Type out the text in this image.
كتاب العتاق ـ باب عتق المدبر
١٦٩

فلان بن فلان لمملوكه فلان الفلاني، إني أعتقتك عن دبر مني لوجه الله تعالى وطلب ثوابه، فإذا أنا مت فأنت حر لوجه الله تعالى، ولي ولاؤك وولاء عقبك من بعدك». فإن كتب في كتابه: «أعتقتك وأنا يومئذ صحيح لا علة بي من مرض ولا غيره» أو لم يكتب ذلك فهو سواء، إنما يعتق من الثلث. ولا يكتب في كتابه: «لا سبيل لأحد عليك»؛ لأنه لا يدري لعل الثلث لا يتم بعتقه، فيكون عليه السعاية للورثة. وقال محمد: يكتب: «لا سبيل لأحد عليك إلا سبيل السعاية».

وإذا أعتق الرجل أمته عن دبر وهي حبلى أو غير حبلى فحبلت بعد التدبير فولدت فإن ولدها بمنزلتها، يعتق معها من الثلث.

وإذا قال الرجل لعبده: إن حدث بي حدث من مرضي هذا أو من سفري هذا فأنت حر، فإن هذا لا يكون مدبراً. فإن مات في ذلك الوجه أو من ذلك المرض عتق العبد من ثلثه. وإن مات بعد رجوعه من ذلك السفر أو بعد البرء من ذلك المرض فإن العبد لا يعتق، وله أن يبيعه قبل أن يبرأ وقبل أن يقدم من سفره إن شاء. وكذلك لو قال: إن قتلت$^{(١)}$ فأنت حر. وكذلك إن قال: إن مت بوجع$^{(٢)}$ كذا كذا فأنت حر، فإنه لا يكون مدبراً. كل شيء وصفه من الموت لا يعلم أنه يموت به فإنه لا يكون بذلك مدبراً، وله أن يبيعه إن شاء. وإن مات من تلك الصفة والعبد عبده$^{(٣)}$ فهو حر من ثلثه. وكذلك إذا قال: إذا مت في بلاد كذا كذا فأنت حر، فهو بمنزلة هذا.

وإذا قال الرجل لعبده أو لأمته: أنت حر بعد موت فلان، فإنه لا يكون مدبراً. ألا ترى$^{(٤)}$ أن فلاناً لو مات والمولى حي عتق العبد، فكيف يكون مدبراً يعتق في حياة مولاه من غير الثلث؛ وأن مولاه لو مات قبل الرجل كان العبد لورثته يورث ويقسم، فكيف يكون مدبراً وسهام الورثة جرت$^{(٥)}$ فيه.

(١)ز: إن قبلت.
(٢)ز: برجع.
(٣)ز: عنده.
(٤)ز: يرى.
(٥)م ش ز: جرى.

* * *

**What the task asks:** Pull out every line above that holds the word "فلان".

**Response to the task:**
فلان بن فلان لمملوكه فلان الفلاني، إني أعتقتك عن دبر مني لوجه الله تعالى وطلب ثوابه، فإذا أنا مت فأنت حر لوجه الله تعالى، ولي ولاؤك وولاء عقبك من بعدك». فإن كتب في كتابه: «أعتقتك وأنا يومئذ صحيح لا علة بي من مرض ولا غيره» أو لم يكتب ذلك فهو سواء، إنما يعتق من الثلث. ولا يكتب في كتابه: «لا سبيل لأحد عليك»؛ لأنه لا يدري لعل الثلث لا يتم بعتقه، فيكون عليه السعاية للورثة. وقال محمد: يكتب: «لا سبيل لأحد عليك إلا سبيل السعاية».
وإذا قال الرجل لعبده أو لأمته: أنت حر بعد موت فلان، فإنه لا يكون مدبراً. ألا ترى$^{(٤)}$ أن فلاناً لو مات والمولى حي عتق العبد، فكيف يكون مدبراً يعتق في حياة مولاه من غير الثلث؛ وأن مولاه لو مات قبل الرجل كان العبد لورثته يورث ويقسم، فكيف يكون مدبراً وسهام الورثة جرت$^{(٥)}$ فيه.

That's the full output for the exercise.